Print the entire listing. Each line must match the original exactly.

[Stored entries]
§ §

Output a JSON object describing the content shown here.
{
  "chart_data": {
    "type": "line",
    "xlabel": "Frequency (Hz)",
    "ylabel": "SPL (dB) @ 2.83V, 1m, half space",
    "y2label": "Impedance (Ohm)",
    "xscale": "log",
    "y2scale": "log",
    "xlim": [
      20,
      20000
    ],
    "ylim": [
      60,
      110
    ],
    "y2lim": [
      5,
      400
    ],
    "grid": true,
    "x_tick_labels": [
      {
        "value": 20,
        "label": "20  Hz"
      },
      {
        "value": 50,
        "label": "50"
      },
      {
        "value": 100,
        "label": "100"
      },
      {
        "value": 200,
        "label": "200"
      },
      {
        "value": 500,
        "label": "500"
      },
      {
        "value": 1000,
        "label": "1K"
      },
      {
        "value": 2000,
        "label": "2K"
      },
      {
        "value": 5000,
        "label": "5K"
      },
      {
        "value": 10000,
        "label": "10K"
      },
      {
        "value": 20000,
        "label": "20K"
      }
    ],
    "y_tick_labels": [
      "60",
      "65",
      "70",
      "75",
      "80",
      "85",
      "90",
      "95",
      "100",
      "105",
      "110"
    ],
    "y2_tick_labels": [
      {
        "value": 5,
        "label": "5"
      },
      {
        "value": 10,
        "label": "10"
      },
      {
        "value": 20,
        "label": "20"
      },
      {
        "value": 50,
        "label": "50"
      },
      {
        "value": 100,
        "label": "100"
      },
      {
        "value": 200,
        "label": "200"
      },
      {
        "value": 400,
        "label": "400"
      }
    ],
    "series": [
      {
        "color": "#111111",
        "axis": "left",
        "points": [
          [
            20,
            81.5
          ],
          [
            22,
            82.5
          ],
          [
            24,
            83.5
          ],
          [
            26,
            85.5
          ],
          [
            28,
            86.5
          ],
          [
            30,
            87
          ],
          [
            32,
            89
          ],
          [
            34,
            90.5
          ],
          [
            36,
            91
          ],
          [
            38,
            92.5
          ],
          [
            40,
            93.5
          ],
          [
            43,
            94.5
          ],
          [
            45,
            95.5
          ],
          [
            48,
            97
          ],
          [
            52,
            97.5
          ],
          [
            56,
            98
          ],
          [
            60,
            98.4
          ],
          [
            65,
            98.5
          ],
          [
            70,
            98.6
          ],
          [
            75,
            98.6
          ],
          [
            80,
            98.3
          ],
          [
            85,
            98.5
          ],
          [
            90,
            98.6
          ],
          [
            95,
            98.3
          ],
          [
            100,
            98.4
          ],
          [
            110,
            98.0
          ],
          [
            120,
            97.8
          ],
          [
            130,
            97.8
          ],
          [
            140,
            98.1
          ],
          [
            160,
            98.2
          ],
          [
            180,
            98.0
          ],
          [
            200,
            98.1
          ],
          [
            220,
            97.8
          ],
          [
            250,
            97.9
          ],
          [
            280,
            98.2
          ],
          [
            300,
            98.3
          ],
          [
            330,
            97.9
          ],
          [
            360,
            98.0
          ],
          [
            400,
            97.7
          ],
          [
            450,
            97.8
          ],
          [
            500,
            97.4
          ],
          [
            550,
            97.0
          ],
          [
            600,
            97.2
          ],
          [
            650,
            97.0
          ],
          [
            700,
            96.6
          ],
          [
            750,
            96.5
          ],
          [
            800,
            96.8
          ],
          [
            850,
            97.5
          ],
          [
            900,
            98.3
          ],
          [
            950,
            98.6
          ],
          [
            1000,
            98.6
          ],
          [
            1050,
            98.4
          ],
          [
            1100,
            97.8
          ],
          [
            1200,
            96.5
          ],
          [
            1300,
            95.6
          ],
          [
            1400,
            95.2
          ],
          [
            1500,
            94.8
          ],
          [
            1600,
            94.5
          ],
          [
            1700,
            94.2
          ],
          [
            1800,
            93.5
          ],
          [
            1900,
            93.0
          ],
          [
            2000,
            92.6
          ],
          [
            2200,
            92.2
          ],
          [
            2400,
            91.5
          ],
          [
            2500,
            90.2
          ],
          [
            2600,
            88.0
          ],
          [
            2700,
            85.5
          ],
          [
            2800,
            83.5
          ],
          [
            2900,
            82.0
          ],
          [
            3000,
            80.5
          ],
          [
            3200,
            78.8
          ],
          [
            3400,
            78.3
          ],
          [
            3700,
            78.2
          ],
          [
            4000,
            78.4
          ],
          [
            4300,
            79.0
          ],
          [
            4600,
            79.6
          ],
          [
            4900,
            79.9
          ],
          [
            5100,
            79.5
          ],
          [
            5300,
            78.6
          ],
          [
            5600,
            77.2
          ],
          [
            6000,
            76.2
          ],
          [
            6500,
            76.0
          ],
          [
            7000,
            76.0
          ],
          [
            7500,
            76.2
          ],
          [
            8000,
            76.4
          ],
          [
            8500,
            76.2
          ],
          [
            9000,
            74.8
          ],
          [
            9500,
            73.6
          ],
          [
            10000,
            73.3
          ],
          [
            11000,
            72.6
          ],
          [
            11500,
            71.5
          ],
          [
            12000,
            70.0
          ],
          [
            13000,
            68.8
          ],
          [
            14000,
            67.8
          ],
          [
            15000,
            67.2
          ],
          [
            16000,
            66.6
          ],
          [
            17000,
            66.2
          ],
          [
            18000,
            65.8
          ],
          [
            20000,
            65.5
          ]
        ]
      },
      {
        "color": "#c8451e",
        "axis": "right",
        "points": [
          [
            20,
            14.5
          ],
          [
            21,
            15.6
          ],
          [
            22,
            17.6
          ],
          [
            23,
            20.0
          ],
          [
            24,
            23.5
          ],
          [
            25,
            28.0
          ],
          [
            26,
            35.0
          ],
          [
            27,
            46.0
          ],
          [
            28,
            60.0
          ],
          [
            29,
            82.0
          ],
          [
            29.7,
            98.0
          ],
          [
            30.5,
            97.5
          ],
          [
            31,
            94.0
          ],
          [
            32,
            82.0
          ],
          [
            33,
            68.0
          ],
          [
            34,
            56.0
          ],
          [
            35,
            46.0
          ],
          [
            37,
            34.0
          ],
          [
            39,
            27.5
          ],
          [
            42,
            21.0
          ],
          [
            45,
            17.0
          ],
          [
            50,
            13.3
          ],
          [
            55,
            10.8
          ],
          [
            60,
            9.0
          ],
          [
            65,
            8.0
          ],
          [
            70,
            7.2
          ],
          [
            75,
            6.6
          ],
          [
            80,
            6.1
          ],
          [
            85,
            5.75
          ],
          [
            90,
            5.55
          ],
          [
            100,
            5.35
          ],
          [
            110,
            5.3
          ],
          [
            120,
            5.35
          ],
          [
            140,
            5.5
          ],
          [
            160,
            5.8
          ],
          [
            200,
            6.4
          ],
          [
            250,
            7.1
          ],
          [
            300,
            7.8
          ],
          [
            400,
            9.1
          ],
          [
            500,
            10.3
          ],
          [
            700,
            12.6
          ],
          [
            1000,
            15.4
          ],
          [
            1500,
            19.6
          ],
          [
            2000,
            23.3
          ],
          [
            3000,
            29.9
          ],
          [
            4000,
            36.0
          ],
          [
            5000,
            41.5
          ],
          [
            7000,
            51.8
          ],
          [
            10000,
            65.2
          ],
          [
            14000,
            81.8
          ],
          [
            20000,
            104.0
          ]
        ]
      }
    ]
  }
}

§ §

# [ANSWER TO THIS TASK]
Output a JSON object describing the content shown here.
{
  "chart_data": {
    "type": "line",
    "xlabel": "Frequency (Hz)",
    "ylabel": "SPL (dB) @ 2.83V, 1m, half space",
    "y2label": "Impedance (Ohm)",
    "xscale": "log",
    "y2scale": "log",
    "xlim": [
      20,
      20000
    ],
    "ylim": [
      60,
      110
    ],
    "y2lim": [
      5,
      400
    ],
    "grid": true,
    "x_tick_labels": [
      {
        "value": 20,
        "label": "20  Hz"
      },
      {
        "value": 50,
        "label": "50"
      },
      {
        "value": 100,
        "label": "100"
      },
      {
        "value": 200,
        "label": "200"
      },
      {
        "value": 500,
        "label": "500"
      },
      {
        "value": 1000,
        "label": "1K"
      },
      {
        "value": 2000,
        "label": "2K"
      },
      {
        "value": 5000,
        "label": "5K"
      },
      {
        "value": 10000,
        "label": "10K"
      },
      {
        "value": 20000,
        "label": "20K"
      }
    ],
    "y_tick_labels": [
      "60",
      "65",
      "70",
      "75",
      "80",
      "85",
      "90",
      "95",
      "100",
      "105",
      "110"
    ],
    "y2_tick_labels": [
      {
        "value": 5,
        "label": "5"
      },
      {
        "value": 10,
        "label": "10"
      },
      {
        "value": 20,
        "label": "20"
      },
      {
        "value": 50,
        "label": "50"
      },
      {
        "value": 100,
        "label": "100"
      },
      {
        "value": 200,
        "label": "200"
      },
      {
        "value": 400,
        "label": "400"
      }
    ],
    "series": [
      {
        "color": "#111111",
        "axis": "left",
        "points": [
          [
            20,
            81.5
          ],
          [
            22,
            82.5
          ],
          [
            24,
            83.5
          ],
          [
            26,
            85.5
          ],
          [
            28,
            86.5
          ],
          [
            30,
            87
          ],
          [
            32,
            89
          ],
          [
            34,
            90.5
          ],
          [
            36,
            91
          ],
          [
            38,
            92.5
          ],
          [
            40,
            93.5
          ],
          [
            43,
            94.5
          ],
          [
            45,
            95.5
          ],
          [
            48,
            97
          ],
          [
            52,
            97.5
          ],
          [
            56,
            98
          ],
          [
            60,
            98.4
          ],
          [
            65,
            98.5
          ],
          [
            70,
            98.6
          ],
          [
            75,
            98.6
          ],
          [
            80,
            98.3
          ],
          [
            85,
            98.5
          ],
          [
            90,
            98.6
          ],
          [
            95,
            98.3
          ],
          [
            100,
            98.4
          ],
          [
            110,
            98.0
          ],
          [
            120,
            97.8
          ],
          [
            130,
            97.8
          ],
          [
            140,
            98.1
          ],
          [
            160,
            98.2
          ],
          [
            180,
            98.0
          ],
          [
            200,
            98.1
          ],
          [
            220,
            97.8
          ],
          [
            250,
            97.9
          ],
          [
            280,
            98.2
          ],
          [
            300,
            98.3
          ],
          [
            330,
            97.9
          ],
          [
            360,
            98.0
          ],
          [
            400,
            97.7
          ],
          [
            450,
            97.8
          ],
          [
            500,
            97.4
          ],
          [
            550,
            97.0
          ],
          [
            600,
            97.2
          ],
          [
            650,
            97.0
          ],
          [
            700,
            96.6
          ],
          [
            750,
            96.5
          ],
          [
            800,
            96.8
          ],
          [
            850,
            97.5
          ],
          [
            900,
            98.3
          ],
          [
            950,
            98.6
          ],
          [
            1000,
            98.6
          ],
          [
            1050,
            98.4
          ],
          [
            1100,
            97.8
          ],
          [
            1200,
            96.5
          ],
          [
            1300,
            95.6
          ],
          [
            1400,
            95.2
          ],
          [
            1500,
            94.8
          ],
          [
            1600,
            94.5
          ],
          [
            1700,
            94.2
          ],
          [
            1800,
            93.5
          ],
          [
            1900,
            93.0
          ],
          [
            2000,
            92.6
          ],
          [
            2200,
            92.2
          ],
          [
            2400,
            91.5
          ],
          [
            2500,
            90.2
          ],
          [
            2600,
            88.0
          ],
          [
            2700,
            85.5
          ],
          [
            2800,
            83.5
          ],
          [
            2900,
            82.0
          ],
          [
            3000,
            80.5
          ],
          [
            3200,
            78.8
          ],
          [
            3400,
            78.3
          ],
          [
            3700,
            78.2
          ],
          [
            4000,
            78.4
          ],
          [
            4300,
            79.0
          ],
          [
            4600,
            79.6
          ],
          [
            4900,
            79.9
          ],
          [
            5100,
            79.5
          ],
          [
            5300,
            78.6
          ],
          [
            5600,
            77.2
          ],
          [
            6000,
            76.2
          ],
          [
            6500,
            76.0
          ],
          [
            7000,
            76.0
          ],
          [
            7500,
            76.2
          ],
          [
            8000,
            76.4
          ],
          [
            8500,
            76.2
          ],
          [
            9000,
            74.8
          ],
          [
            9500,
            73.6
          ],
          [
            10000,
            73.3
          ],
          [
            11000,
            72.6
          ],
          [
            11500,
            71.5
          ],
          [
            12000,
            70.0
          ],
          [
            13000,
            68.8
          ],
          [
            14000,
            67.8
          ],
          [
            15000,
            67.2
          ],
          [
            16000,
            66.6
          ],
          [
            17000,
            66.2
          ],
          [
            18000,
            65.8
          ],
          [
            20000,
            65.5
          ]
        ]
      },
      {
        "color": "#c8451e",
        "axis": "right",
        "points": [
          [
            20,
            14.5
          ],
          [
            21,
            15.6
          ],
          [
            22,
            17.6
          ],
          [
            23,
            20.0
          ],
          [
            24,
            23.5
          ],
          [
            25,
            28.0
          ],
          [
            26,
            35.0
          ],
          [
            27,
            46.0
          ],
          [
            28,
            60.0
          ],
          [
            29,
            82.0
          ],
          [
            29.7,
            98.0
          ],
          [
            30.5,
            97.5
          ],
          [
            31,
            94.0
          ],
          [
            32,
            82.0
          ],
          [
            33,
            68.0
          ],
          [
            34,
            56.0
          ],
          [
            35,
            46.0
          ],
          [
            37,
            34.0
          ],
          [
            39,
            27.5
          ],
          [
            42,
            21.0
          ],
          [
            45,
            17.0
          ],
          [
            50,
            13.3
          ],
          [
            55,
            10.8
          ],
          [
            60,
            9.0
          ],
          [
            65,
            8.0
          ],
          [
            70,
            7.2
          ],
          [
            75,
            6.6
          ],
          [
            80,
            6.1
          ],
          [
            85,
            5.75
          ],
          [
            90,
            5.55
          ],
          [
            100,
            5.35
          ],
          [
            110,
            5.3
          ],
          [
            120,
            5.35
          ],
          [
            140,
            5.5
          ],
          [
            160,
            5.8
          ],
          [
            200,
            6.4
          ],
          [
            250,
            7.1
          ],
          [
            300,
            7.8
          ],
          [
            400,
            9.1
          ],
          [
            500,
            10.3
          ],
          [
            700,
            12.6
          ],
          [
            1000,
            15.4
          ],
          [
            1500,
            19.6
          ],
          [
            2000,
            23.3
          ],
          [
            3000,
            29.9
          ],
          [
            4000,
            36.0
          ],
          [
            5000,
            41.5
          ],
          [
            7000,
            51.8
          ],
          [
            10000,
            65.2
          ],
          [
            14000,
            81.8
          ],
          [
            20000,
            104.0
          ]
        ]
      }
    ]
  }
}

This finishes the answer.